**GIVEN PROBLEM**
Extract each line containing the string "value".
════════════════
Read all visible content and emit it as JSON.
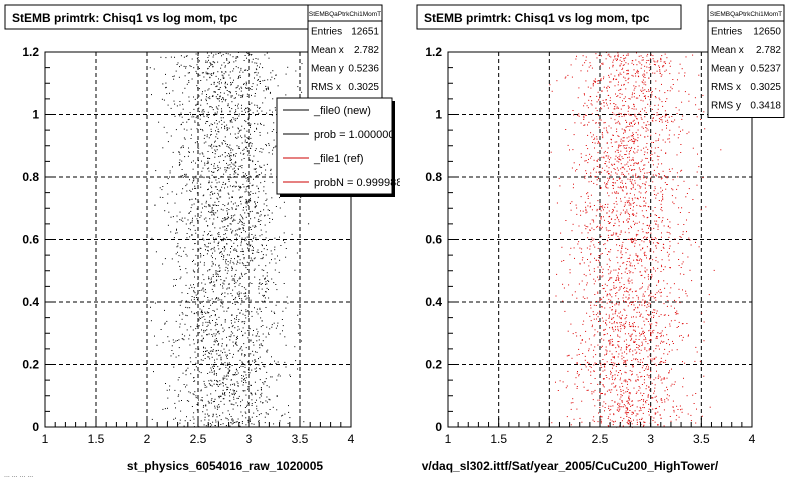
{
  "footer_fragment": "... ... ... ...",
  "chart_data": [
    {
      "type": "scatter",
      "title": "StEMB primtrk: Chisq1 vs log mom, tpc",
      "xlabel": "st_physics_6054016_raw_1020005",
      "ylabel": "",
      "xlim": [
        1,
        4
      ],
      "ylim": [
        0,
        1.2
      ],
      "x_ticks": [
        "1",
        "1.5",
        "2",
        "2.5",
        "3",
        "3.5",
        "4"
      ],
      "y_ticks": [
        "0",
        "0.2",
        "0.4",
        "0.6",
        "0.8",
        "1",
        "1.2"
      ],
      "grid": true,
      "marker_color": "#000000",
      "stats": {
        "name": "StEMBQaPtrkChi1MomT",
        "rows": [
          {
            "label": "Entries",
            "value": "12651"
          },
          {
            "label": "Mean x",
            "value": "2.782"
          },
          {
            "label": "Mean y",
            "value": "0.5236"
          },
          {
            "label": "RMS x",
            "value": "0.3025"
          }
        ]
      },
      "legend": {
        "placement": "top-right",
        "entries": [
          {
            "label": "_file0 (new)",
            "color": "#000000"
          },
          {
            "label": "prob = 1.000000",
            "color": "#000000"
          },
          {
            "label": "_file1 (ref)",
            "color": "#cc0000"
          },
          {
            "label": "probN = 0.999988",
            "color": "#cc0000"
          }
        ]
      },
      "distribution": {
        "entries": 12651,
        "x_mean": 2.782,
        "x_rms": 0.3025,
        "y_mean": 0.5236,
        "x_range": [
          2.0,
          3.75
        ],
        "y_range": [
          0,
          1.2
        ]
      }
    },
    {
      "type": "scatter",
      "title": "StEMB primtrk: Chisq1 vs log mom, tpc",
      "xlabel": "v/daq_sl302.ittf/Sat/year_2005/CuCu200_HighTower/",
      "ylabel": "",
      "xlim": [
        1,
        4
      ],
      "ylim": [
        0,
        1.2
      ],
      "x_ticks": [
        "1",
        "1.5",
        "2",
        "2.5",
        "3",
        "3.5",
        "4"
      ],
      "y_ticks": [
        "0",
        "0.2",
        "0.4",
        "0.6",
        "0.8",
        "1",
        "1.2"
      ],
      "grid": true,
      "marker_color": "#dd0000",
      "stats": {
        "name": "StEMBQaPtrkChi1MomT",
        "rows": [
          {
            "label": "Entries",
            "value": "12650"
          },
          {
            "label": "Mean x",
            "value": "2.782"
          },
          {
            "label": "Mean y",
            "value": "0.5237"
          },
          {
            "label": "RMS x",
            "value": "0.3025"
          },
          {
            "label": "RMS y",
            "value": "0.3418"
          }
        ]
      },
      "legend": null,
      "distribution": {
        "entries": 12650,
        "x_mean": 2.782,
        "x_rms": 0.3025,
        "y_mean": 0.5237,
        "x_range": [
          2.0,
          3.75
        ],
        "y_range": [
          0,
          1.2
        ]
      }
    }
  ]
}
════════════════
**REPLY**
            "value": "12651"
            "value": "2.782"
            "value": "0.5236"
            "value": "0.3025"
            "value": "12650"
            "value": "2.782"
            "value": "0.5237"
            "value": "0.3025"
            "value": "0.3418"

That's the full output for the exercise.